Exercise aim: Present each line of the entries below that holds the word "screenshot".

(Data items)
++++++

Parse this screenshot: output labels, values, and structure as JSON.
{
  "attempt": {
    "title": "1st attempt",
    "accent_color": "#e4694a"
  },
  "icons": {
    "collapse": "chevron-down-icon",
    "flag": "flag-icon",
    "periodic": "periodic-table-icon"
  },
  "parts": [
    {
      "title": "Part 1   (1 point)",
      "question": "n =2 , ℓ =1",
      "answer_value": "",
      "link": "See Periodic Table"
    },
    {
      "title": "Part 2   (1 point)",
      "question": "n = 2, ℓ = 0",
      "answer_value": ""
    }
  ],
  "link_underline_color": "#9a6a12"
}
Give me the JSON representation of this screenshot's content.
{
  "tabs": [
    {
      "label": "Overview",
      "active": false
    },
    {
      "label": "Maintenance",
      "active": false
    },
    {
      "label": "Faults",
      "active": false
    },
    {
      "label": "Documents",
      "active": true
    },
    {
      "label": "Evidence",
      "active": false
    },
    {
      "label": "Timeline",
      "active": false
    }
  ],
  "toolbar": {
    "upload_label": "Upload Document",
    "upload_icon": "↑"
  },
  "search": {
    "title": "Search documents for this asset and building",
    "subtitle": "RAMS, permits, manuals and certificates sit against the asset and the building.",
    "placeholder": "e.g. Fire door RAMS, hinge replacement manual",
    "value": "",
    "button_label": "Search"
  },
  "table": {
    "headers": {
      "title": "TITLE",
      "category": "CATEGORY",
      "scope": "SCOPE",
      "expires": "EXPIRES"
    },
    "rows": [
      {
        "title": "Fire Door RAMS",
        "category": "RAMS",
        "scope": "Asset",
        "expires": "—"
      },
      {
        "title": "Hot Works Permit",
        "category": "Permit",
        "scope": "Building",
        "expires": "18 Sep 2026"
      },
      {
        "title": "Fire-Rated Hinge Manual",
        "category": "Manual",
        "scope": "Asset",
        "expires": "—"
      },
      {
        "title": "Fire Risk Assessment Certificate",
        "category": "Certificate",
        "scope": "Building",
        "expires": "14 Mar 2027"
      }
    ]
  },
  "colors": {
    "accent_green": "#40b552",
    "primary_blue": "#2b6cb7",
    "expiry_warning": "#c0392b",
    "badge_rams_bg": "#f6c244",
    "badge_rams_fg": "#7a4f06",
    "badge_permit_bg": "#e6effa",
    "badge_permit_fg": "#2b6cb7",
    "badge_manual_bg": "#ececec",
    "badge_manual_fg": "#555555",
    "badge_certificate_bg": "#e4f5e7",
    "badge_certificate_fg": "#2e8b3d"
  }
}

++++++

Task output:
Parse this screenshot: output labels, values, and structure as JSON.
Give me the JSON representation of this screenshot's content.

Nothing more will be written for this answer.